— Start —

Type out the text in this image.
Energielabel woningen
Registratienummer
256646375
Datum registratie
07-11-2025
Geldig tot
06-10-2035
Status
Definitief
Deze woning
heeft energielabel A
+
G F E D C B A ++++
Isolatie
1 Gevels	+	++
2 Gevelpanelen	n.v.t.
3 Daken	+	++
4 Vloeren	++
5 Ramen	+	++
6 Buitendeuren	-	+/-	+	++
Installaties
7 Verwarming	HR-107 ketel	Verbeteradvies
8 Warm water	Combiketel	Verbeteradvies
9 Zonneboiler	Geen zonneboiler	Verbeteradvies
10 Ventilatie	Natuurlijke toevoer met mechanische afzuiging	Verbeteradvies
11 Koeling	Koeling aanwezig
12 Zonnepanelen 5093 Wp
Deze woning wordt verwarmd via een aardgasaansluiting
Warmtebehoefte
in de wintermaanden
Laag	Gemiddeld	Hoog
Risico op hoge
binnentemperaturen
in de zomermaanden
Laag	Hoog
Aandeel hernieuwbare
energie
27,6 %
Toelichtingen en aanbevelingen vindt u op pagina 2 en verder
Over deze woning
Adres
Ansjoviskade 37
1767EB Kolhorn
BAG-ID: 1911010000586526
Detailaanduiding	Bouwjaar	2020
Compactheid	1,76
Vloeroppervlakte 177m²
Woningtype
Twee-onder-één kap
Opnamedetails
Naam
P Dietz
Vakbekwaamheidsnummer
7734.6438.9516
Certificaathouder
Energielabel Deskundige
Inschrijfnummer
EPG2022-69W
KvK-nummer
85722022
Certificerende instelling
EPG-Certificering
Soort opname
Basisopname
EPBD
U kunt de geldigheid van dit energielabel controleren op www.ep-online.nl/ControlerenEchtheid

— End —

### YOUR TASK
Reproduce every record above exactly as it appears.

### REPLY
Type out the text in this image.
Energielabel woningen
Registratienummer
256646375
Datum registratie
07-11-2025
Geldig tot
06-10-2035
Status
Definitief
Deze woning
heeft energielabel A
+
G F E D C B A ++++
Isolatie
1 Gevels	+	++
2 Gevelpanelen	n.v.t.
3 Daken	+	++
4 Vloeren	++
5 Ramen	+	++
6 Buitendeuren	-	+/-	+	++
Installaties
7 Verwarming	HR-107 ketel	Verbeteradvies
8 Warm water	Combiketel	Verbeteradvies
9 Zonneboiler	Geen zonneboiler	Verbeteradvies
10 Ventilatie	Natuurlijke toevoer met mechanische afzuiging	Verbeteradvies
11 Koeling	Koeling aanwezig
12 Zonnepanelen 5093 Wp
Deze woning wordt verwarmd via een aardgasaansluiting
Warmtebehoefte
in de wintermaanden
Laag	Gemiddeld	Hoog
Risico op hoge
binnentemperaturen
in de zomermaanden
Laag	Hoog
Aandeel hernieuwbare
energie
27,6 %
Toelichtingen en aanbevelingen vindt u op pagina 2 en verder
Over deze woning
Adres
Ansjoviskade 37
1767EB Kolhorn
BAG-ID: 1911010000586526
Detailaanduiding	Bouwjaar	2020
Compactheid	1,76
Vloeroppervlakte 177m²
Woningtype
Twee-onder-één kap
Opnamedetails
Naam
P Dietz
Vakbekwaamheidsnummer
7734.6438.9516
Certificaathouder
Energielabel Deskundige
Inschrijfnummer
EPG2022-69W
KvK-nummer
85722022
Certificerende instelling
EPG-Certificering
Soort opname
Basisopname
EPBD
U kunt de geldigheid van dit energielabel controleren op www.ep-online.nl/ControlerenEchtheid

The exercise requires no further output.